TASK INSTRUCTIONS | Lines that contain the string "date" are to be copied; leave out all others.

Lines of data |
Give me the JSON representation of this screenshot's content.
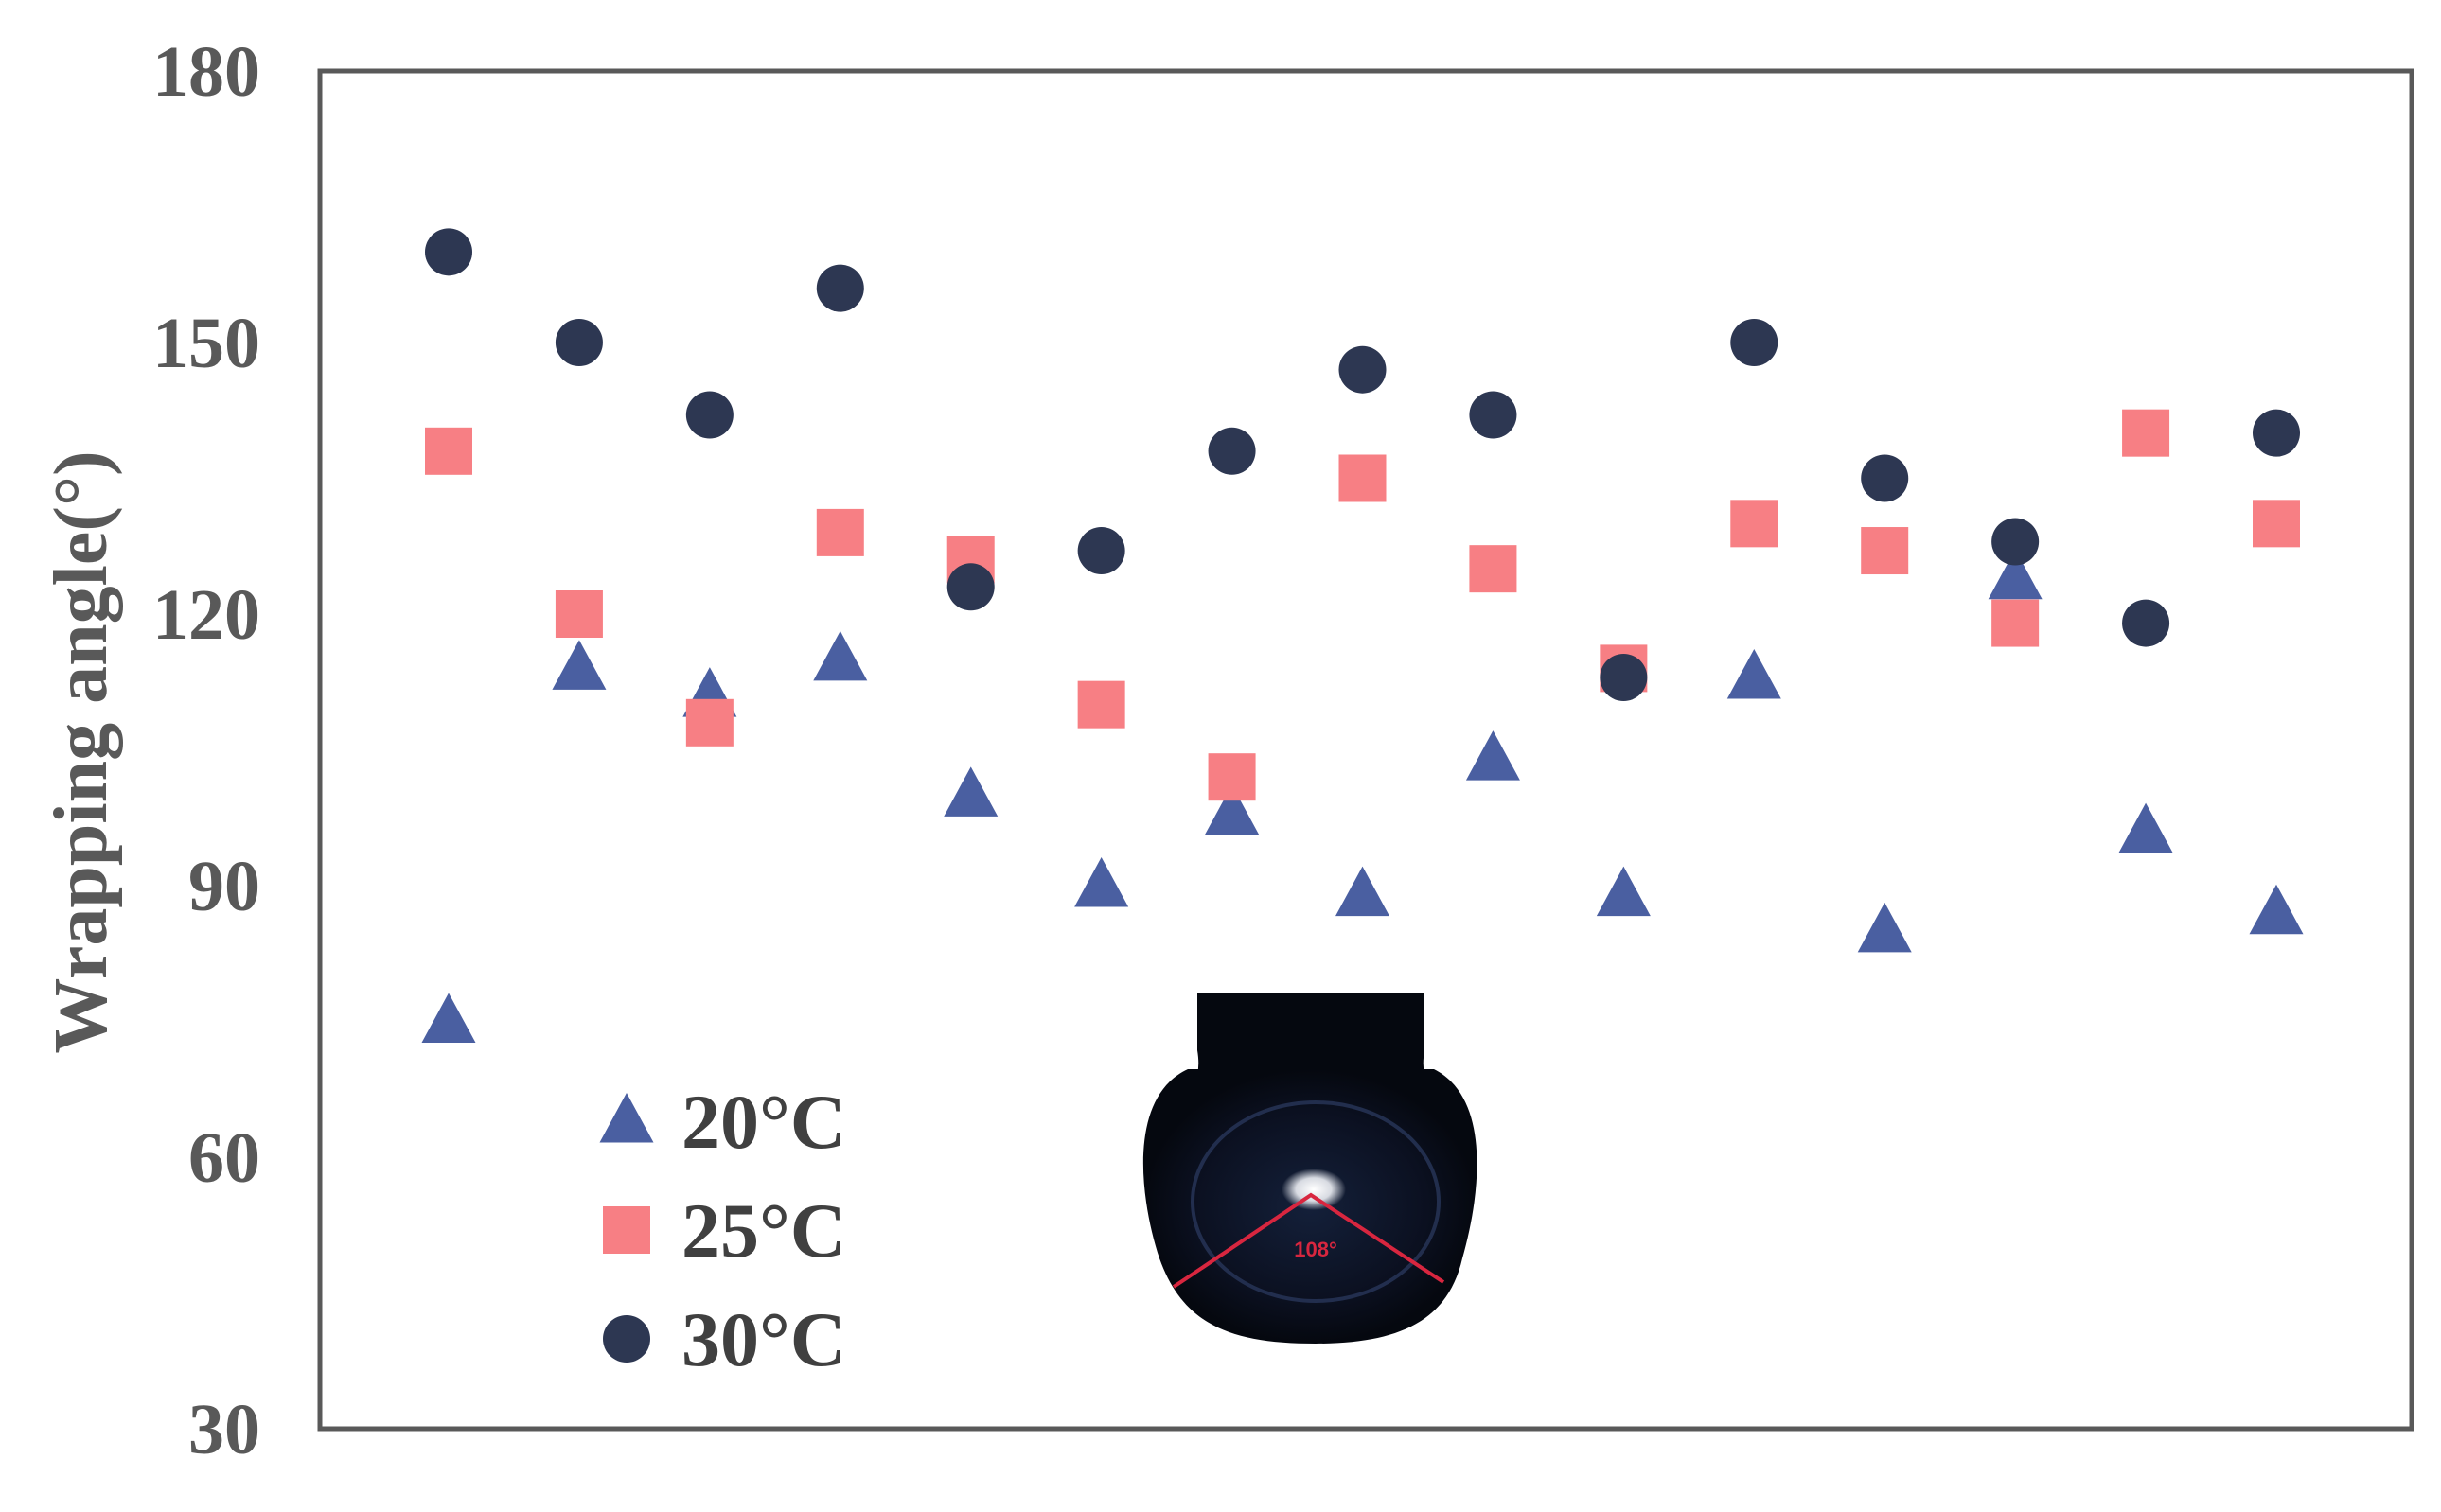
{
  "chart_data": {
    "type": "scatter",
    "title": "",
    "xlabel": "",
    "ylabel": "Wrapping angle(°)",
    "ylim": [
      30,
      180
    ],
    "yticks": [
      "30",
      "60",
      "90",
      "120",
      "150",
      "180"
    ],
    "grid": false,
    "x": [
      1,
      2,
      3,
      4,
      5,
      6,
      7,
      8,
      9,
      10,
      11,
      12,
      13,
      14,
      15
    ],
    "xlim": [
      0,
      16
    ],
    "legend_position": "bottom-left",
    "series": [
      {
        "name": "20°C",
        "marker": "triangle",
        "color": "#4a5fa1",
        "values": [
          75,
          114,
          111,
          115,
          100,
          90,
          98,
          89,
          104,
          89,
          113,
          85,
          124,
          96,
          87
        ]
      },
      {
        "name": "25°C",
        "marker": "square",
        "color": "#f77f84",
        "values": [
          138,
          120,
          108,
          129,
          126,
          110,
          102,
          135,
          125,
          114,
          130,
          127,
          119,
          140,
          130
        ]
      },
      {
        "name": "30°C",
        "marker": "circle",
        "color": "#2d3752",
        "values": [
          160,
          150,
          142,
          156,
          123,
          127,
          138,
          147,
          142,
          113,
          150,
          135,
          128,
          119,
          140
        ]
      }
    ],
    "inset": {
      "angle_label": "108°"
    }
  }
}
==
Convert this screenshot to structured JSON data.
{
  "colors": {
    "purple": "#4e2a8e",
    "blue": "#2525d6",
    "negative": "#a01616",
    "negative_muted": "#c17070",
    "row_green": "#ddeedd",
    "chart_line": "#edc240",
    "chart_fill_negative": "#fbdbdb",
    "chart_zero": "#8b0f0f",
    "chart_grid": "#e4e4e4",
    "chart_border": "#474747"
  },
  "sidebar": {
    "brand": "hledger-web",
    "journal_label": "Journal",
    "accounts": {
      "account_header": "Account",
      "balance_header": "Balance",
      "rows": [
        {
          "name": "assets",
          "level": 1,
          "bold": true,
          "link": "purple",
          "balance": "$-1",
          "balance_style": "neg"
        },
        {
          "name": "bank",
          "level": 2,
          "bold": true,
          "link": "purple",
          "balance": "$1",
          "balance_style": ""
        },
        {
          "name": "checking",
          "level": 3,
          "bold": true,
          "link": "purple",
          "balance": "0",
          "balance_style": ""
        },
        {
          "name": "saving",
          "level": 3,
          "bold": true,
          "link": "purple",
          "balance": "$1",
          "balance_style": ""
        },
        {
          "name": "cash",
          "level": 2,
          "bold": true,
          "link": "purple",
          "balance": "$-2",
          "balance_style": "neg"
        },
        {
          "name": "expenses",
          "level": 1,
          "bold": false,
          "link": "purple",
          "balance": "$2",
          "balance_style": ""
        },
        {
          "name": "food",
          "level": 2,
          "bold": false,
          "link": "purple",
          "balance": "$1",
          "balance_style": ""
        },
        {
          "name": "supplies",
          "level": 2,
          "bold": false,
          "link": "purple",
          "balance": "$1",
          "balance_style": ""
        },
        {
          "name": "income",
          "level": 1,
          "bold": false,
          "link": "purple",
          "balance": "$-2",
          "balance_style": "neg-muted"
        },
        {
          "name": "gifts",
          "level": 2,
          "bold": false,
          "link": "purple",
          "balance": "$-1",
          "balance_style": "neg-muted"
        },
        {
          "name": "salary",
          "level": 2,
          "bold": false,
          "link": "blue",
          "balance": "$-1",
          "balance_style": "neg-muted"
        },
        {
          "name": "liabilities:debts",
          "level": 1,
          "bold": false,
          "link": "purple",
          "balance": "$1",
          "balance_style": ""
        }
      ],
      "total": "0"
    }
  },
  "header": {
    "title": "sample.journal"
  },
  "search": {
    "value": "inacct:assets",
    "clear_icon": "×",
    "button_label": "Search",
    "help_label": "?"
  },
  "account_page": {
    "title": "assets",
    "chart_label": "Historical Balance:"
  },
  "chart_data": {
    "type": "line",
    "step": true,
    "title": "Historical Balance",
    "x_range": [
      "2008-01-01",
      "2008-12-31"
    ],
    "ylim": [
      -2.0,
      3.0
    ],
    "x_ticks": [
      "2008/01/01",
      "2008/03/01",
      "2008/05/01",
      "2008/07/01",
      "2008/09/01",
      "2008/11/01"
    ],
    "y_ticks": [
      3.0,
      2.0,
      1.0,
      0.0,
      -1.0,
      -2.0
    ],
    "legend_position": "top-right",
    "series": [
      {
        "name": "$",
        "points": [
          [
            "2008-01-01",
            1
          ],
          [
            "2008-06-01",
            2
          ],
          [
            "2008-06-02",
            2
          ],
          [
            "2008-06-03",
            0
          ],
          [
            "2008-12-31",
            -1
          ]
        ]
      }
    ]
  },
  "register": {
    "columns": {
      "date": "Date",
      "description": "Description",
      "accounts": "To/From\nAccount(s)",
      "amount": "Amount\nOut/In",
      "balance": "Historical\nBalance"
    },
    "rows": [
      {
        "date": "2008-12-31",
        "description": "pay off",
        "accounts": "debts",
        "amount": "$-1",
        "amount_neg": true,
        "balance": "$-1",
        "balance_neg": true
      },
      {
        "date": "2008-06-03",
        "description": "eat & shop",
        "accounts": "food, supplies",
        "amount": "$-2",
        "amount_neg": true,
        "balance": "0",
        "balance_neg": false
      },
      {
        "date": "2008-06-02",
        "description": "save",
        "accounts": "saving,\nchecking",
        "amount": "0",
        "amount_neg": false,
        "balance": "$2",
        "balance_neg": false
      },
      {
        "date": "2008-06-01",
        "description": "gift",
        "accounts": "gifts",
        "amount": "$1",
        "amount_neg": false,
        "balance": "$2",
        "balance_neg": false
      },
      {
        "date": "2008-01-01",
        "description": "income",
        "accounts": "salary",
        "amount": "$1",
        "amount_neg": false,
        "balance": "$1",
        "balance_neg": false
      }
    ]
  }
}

EXERCISE RESPONSE |
      "date": "Date",
        "date": "2008-12-31",
        "date": "2008-06-03",
        "date": "2008-06-02",
        "date": "2008-06-01",
        "date": "2008-01-01",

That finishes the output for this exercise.